Do this -> Report every line from the material that contains the word "JSON".

[Start Records]

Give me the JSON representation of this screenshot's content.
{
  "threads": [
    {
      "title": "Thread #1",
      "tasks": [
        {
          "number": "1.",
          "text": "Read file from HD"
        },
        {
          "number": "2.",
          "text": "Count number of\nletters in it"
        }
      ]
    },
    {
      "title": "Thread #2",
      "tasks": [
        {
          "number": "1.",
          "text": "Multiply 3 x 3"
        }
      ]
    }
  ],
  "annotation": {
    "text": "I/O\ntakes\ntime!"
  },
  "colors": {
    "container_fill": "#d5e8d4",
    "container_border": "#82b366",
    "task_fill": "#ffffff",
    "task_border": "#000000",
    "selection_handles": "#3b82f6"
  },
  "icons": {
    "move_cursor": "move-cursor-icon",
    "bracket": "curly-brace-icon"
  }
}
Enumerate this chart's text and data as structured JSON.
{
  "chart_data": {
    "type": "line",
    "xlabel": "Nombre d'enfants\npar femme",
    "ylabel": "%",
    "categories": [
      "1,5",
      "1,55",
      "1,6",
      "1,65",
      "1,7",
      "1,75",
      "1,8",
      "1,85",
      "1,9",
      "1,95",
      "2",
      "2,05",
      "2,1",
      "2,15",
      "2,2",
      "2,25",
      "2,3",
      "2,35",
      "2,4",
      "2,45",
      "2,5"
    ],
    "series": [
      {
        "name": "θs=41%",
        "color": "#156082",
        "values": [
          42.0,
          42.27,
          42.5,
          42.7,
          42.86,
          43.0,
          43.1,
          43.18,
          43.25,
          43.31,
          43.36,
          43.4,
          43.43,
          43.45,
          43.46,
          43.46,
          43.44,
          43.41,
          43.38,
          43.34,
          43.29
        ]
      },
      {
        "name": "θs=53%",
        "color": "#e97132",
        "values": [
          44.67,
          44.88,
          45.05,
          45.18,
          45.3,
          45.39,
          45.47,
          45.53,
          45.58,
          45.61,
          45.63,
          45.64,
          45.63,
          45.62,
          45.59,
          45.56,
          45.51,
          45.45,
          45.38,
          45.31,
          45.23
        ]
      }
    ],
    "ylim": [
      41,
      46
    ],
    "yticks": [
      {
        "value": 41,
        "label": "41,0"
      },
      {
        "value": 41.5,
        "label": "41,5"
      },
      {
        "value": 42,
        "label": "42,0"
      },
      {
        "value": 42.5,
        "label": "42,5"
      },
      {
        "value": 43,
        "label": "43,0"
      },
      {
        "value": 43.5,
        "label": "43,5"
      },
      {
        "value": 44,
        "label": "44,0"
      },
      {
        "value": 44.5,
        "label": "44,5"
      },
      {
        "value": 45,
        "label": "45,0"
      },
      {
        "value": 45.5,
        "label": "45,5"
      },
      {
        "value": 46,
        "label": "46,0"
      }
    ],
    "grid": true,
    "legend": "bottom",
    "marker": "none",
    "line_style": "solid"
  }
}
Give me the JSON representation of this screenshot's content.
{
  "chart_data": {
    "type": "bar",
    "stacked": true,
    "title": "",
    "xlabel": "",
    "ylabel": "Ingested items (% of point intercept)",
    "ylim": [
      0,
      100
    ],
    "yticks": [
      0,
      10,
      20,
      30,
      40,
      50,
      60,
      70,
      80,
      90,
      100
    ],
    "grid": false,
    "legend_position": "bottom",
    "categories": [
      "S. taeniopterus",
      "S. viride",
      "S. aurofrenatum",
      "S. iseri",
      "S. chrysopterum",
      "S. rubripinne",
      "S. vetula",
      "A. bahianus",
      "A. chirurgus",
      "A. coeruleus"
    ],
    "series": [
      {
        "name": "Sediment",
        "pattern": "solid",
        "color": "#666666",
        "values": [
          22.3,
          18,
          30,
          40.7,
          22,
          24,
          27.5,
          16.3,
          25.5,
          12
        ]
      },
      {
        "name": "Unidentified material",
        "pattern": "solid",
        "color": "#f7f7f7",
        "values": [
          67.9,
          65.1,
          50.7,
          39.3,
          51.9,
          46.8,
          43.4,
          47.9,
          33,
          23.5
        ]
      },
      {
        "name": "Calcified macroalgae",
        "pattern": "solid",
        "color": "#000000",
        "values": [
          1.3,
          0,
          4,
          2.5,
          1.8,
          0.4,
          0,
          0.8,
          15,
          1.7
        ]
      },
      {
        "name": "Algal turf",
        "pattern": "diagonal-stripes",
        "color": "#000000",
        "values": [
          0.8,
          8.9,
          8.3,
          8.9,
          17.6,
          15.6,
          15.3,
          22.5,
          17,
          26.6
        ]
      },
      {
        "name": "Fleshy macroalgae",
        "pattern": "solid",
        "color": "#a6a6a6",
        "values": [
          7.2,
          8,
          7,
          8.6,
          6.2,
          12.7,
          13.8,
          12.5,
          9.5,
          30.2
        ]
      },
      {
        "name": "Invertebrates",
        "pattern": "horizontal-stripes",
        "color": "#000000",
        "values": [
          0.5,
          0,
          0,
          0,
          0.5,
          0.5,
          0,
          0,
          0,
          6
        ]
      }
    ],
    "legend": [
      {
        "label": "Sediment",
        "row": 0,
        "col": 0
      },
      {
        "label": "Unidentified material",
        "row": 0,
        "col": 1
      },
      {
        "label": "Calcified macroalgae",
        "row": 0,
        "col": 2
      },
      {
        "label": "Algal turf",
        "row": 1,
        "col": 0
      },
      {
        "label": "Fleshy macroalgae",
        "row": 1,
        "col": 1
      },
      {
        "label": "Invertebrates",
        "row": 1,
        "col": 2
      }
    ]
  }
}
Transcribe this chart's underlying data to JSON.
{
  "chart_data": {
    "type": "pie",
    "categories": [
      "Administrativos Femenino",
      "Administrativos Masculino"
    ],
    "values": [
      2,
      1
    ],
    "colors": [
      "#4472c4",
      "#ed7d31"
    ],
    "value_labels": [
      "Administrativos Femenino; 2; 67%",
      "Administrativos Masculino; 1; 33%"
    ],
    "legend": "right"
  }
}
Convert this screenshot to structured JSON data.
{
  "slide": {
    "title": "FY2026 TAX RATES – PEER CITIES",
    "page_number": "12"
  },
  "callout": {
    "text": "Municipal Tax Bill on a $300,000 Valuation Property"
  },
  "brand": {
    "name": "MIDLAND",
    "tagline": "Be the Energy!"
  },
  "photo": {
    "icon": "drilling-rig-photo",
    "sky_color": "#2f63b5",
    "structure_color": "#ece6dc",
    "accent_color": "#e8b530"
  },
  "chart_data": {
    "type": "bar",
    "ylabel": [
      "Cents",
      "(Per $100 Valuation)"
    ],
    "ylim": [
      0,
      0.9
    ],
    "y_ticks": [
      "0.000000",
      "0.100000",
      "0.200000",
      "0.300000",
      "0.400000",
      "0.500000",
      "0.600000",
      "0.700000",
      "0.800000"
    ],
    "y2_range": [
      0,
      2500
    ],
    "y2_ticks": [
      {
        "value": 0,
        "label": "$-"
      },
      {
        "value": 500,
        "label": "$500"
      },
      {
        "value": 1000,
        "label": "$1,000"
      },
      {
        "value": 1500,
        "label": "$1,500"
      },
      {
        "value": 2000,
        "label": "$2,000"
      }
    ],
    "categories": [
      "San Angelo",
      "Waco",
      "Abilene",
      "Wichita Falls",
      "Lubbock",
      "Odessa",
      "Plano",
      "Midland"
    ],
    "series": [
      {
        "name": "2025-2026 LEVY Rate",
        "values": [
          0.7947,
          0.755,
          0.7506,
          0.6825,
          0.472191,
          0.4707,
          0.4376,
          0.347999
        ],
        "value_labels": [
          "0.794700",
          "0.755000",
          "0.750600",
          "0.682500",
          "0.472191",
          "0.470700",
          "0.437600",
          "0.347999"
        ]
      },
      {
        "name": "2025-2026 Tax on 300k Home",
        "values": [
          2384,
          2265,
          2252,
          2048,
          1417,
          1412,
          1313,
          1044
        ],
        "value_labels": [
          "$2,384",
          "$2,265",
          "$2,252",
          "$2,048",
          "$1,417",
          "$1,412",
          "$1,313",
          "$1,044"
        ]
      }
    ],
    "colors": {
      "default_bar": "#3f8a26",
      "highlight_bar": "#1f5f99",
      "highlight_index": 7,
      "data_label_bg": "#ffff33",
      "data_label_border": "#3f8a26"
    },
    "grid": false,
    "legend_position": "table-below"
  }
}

[End Records]

Right answer ->
Give me the JSON representation of this screenshot's content.
Enumerate this chart's text and data as structured JSON.
Give me the JSON representation of this screenshot's content.
Transcribe this chart's underlying data to JSON.
Convert this screenshot to structured JSON data.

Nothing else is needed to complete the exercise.